| Extract |
How many nodes needed for >5TB logs in a day?

Hello guys,
So, my company produces approximately 5 TB in a day…
Right now, i am using 3 nodes each server has 16 cores and 32 gb memory.
What do you think ?
Is it enough ?

That’s really hard to say, because we have no idea what you are using those:

3 nodes each server has 16 cores and 32 gb memory.

… for and how you have them configured.

You tell us. Are they enough? Is it working? Because the way you write suggests that it’s already been built and that it’s working :slight_smile:

If it hasn’t been built and you’re still in the design phase, please tell us a bit more about your situation.

5TB a day sounds like a lot. More than @benvanstaveren I believe and competing with @macko003.

I think more than 5TB, i enabled 5TB SSD in node master, just took 8 hours to reach 4.1TB and the segmentation running, i think it’s more than 5TB, now i have setup additional server (16c, 32gb) too. No i have 4 nodes.

Item position entries
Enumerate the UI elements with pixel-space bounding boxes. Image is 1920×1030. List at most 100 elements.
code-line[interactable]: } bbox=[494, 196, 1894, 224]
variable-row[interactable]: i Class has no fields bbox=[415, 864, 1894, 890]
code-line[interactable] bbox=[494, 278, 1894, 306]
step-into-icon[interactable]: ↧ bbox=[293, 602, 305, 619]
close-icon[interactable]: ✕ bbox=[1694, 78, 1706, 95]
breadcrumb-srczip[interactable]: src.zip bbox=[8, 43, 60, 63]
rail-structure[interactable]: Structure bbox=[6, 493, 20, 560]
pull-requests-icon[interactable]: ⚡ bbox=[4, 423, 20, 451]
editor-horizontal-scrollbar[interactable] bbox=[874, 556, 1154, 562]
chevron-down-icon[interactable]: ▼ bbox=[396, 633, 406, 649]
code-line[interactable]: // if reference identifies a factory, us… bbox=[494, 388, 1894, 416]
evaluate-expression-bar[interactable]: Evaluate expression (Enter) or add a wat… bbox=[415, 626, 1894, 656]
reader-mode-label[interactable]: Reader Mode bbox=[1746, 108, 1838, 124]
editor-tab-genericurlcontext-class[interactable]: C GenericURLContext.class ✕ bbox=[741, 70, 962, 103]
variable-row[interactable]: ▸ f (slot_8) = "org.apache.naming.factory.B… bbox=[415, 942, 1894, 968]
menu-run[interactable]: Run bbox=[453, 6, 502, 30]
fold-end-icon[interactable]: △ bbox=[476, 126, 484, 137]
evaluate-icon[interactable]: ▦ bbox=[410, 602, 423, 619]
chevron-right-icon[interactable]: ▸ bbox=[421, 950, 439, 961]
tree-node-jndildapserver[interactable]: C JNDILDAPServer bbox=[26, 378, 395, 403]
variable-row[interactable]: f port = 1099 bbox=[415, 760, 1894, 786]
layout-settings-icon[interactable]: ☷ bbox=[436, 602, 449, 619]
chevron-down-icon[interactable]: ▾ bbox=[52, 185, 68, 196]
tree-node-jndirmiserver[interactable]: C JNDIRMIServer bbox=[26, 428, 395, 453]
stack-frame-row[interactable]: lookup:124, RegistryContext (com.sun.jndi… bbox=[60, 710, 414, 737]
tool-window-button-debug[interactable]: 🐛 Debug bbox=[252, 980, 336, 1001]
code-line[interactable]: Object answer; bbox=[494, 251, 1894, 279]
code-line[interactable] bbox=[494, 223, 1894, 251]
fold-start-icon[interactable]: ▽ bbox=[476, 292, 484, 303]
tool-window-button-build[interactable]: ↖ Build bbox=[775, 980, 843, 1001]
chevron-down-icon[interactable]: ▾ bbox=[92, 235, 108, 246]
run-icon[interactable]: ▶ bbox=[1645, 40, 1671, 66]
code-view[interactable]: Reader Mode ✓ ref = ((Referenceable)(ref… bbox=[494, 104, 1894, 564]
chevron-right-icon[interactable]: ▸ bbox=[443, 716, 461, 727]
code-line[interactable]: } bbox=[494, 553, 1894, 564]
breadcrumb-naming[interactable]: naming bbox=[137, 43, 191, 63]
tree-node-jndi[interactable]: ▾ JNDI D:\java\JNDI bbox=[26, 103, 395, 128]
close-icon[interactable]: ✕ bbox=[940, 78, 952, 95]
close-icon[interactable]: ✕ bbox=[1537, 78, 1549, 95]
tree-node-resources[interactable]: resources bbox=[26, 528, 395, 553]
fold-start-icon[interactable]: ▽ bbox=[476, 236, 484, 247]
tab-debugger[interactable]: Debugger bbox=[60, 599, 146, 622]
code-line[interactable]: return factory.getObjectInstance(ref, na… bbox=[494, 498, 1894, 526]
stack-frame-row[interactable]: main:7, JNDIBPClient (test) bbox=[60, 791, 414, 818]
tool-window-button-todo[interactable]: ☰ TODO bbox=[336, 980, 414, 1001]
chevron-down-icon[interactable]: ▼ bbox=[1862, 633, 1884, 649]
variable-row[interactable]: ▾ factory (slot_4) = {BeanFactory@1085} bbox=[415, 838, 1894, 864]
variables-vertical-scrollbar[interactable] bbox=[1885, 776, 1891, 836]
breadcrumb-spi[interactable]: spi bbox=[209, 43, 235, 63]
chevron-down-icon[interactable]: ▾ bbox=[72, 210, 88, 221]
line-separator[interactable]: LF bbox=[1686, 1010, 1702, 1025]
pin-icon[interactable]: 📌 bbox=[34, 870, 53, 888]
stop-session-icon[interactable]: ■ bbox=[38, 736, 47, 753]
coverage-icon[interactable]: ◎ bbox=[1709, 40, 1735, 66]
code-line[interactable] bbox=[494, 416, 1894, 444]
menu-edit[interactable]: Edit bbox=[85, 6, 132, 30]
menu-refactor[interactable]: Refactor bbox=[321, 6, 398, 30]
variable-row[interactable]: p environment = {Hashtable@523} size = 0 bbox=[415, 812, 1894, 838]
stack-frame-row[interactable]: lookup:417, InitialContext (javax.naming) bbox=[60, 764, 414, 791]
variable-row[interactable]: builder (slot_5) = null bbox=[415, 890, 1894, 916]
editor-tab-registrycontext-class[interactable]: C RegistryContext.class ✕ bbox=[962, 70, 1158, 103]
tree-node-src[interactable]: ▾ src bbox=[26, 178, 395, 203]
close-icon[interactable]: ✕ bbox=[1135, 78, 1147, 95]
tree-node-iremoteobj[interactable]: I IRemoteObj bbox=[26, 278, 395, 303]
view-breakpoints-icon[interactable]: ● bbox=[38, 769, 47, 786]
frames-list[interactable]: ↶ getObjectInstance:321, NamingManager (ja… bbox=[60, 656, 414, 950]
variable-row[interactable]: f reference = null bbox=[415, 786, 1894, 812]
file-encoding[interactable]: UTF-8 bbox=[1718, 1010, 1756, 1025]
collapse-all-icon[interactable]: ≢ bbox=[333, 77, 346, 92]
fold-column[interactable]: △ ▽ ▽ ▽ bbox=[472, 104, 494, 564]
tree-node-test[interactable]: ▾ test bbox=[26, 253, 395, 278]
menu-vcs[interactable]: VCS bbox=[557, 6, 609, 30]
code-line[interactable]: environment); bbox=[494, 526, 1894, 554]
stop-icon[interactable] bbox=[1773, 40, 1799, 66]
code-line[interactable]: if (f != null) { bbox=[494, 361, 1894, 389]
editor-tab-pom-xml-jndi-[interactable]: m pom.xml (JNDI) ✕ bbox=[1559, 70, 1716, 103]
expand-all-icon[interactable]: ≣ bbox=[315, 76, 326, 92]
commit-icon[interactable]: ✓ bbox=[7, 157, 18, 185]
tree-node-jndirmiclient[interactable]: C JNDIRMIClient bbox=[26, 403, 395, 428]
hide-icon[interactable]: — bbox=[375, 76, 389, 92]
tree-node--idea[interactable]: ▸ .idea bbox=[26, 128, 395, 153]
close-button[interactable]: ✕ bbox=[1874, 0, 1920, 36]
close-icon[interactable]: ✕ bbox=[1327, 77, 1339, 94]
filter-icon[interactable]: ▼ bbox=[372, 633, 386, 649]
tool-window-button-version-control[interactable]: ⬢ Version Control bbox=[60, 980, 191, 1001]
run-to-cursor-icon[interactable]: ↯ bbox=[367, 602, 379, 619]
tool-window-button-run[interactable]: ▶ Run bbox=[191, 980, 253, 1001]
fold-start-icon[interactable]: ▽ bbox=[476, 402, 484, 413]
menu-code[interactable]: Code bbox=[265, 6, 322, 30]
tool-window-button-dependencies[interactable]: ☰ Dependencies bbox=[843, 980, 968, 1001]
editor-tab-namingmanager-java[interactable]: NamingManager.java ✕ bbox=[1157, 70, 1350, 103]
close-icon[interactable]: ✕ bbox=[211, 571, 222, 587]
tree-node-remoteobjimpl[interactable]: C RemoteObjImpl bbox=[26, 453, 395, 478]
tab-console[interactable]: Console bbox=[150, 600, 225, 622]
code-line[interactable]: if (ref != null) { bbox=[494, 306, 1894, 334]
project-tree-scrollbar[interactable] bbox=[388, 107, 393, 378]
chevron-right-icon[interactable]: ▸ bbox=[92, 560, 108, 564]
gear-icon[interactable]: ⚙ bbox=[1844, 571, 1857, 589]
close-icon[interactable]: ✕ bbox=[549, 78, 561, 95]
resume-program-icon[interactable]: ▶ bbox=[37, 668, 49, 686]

| List of tasks |
- a) In the log sizing thread, how long did it take to reach 4.1TB on the 5TB SSD in the master node?
- b) Write the next reply in the forum thread about how many nodes are needed for more than 5TB of logs a day, starting after its final post.

| Written answers |
- a) 8 hours.

- b)
is_master = true
root_timezone = Asia/Jakarta
node_id_file = /etc/graylog/server/node-id
password_secret = REDACTED
root_username = REDACTED
root_password_sha2 = REDACTED
plugin_dir = /usr/share/graylog-server/plugin
rest_listen_uri = http://0.0.0.0:9000/applogs/api/
web_listen_uri = http://0.0.0.0:9000/applogs/
elasticsearch_hosts = http://REDACTED:9200,http://REDACTED:9200,http://REDACTED:9200
elasticsearch_max_total_connections = 2048
elasticsearch_max_total_connections_per_route = 2
elasticsearch_index_prefix = graylog
allow_leading_wildcard_searches = true
allow_highlighting = false
elasticsearch_analyzer = standard
output_batch_size = 5000
output_flush_interval = 5
output_fault_count_threshold = 5
output_fault_penalty_seconds = 15
processbuffer_processors = 6
outputbuffer_processors = 5
processor_wait_strategy = blocking
ring_size = 16384
inputbuffer_ring_size = 16384
inputbuffer_processors = 5
inputbuffer_wait_strategy = blocking
message_journal_enabled = false
message_journal_dir = /data/graylog-server/journal
message_journal_max_size = 4700gb
message_journal_segment_size = 10gb
lb_recognition_period_seconds = 10
mongodb_uri = mongodb://REDACTED/graylog
mongodb_max_connections = 1000
mongodb_threads_allowed_to_block_multiplier = 5
dashboard_widget_default_cache_time = 1s
content_packs_dir = /usr/share/graylog-server/contentpacks
content_packs_auto_load = grok-patterns.json
proxied_requests_thread_pool_size = 32

If you have any suggestion, i am very welcome
My plan right now is about to migrate to Google Cloud Platform or AWS
But it’s so expensive instead of bare metal in company

message_journal_max_size = 4700gb
it’s only the log “buffer”, so at 3 nodes it’s enought for buffering messages for about one day (you won’t be able to search in this messages…). Are you sure you want it?

At system->nodes you can check the uncommited messages. You need enought node to keep this number under 2-4Xyour msg/s number.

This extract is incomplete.